WHAT THE TASK REQUIRES:
The lines needed are those below that contain the word "children"; copy each one.

[Transcript entries for document pages]

BEGIN

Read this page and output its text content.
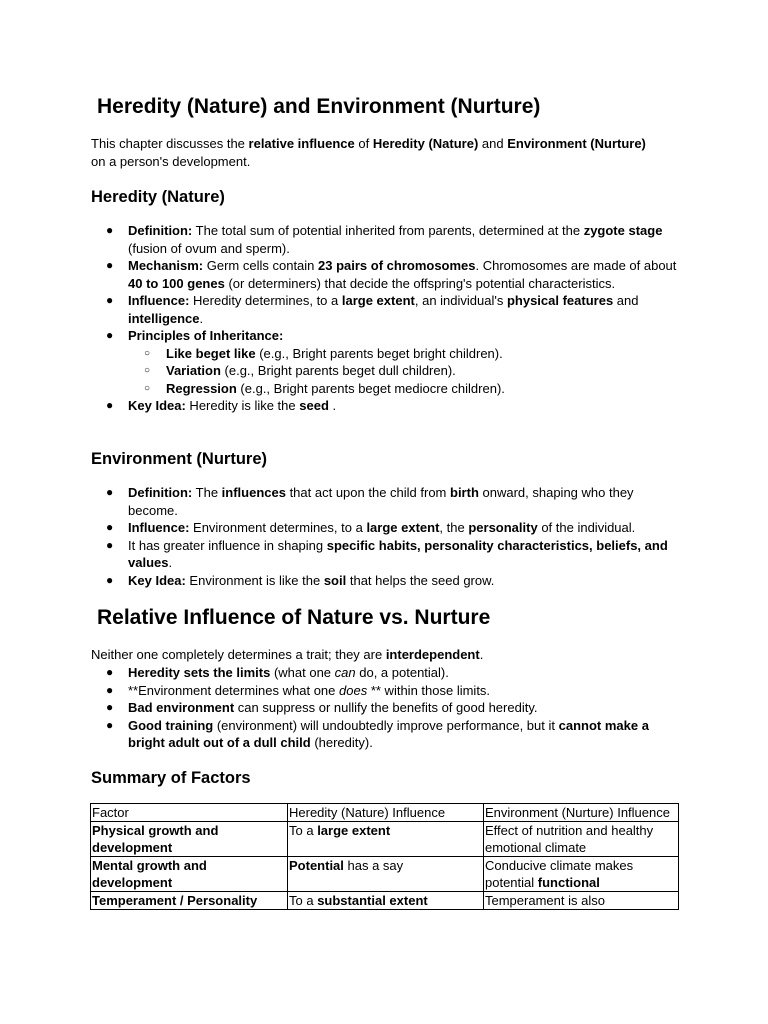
Heredity (Nature) and Environment (Nurture)

This chapter discusses the relative influence of Heredity (Nature) and Environment (Nurture) on a person's development.

Heredity (Nature)
● Definition: The total sum of potential inherited from parents, determined at the zygote stage (fusion of ovum and sperm).
● Mechanism: Germ cells contain 23 pairs of chromosomes. Chromosomes are made of about 40 to 100 genes (or determiners) that decide the offspring's potential characteristics.
● Influence: Heredity determines, to a large extent, an individual's physical features and intelligence.
● Principles of Inheritance:
○ Like beget like (e.g., Bright parents beget bright children).
○ Variation (e.g., Bright parents beget dull children).
○ Regression (e.g., Bright parents beget mediocre children).
● Key Idea: Heredity is like the seed .
Environment (Nurture)
● Definition: The influences that act upon the child from birth onward, shaping who they become.
● Influence: Environment determines, to a large extent, the personality of the individual.
● It has greater influence in shaping specific habits, personality characteristics, beliefs, and values.
● Key Idea: Environment is like the soil that helps the seed grow.
Relative Influence of Nature vs. Nurture

Neither one completely determines a trait; they are interdependent.

● Heredity sets the limits (what one can do, a potential).
● **Environment determines what one does ** within those limits.
● Bad environment can suppress or nullify the benefits of good heredity.
● Good training (environment) will undoubtedly improve performance, but it cannot make a bright adult out of a dull child (heredity).
Summary of Factors
Factor	Heredity (Nature) Influence	Environment (Nurture) Influence
Physical growth and development	To a large extent	Effect of nutrition and healthy emotional climate
Mental growth and development	Potential has a say	Conducive climate makes potential functional
Temperament / Personality	To a substantial extent	Temperament is also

END

EXERCISE ANSWER:
○ Like beget like (e.g., Bright parents beget bright children).
○ Variation (e.g., Bright parents beget dull children).
○ Regression (e.g., Bright parents beget mediocre children).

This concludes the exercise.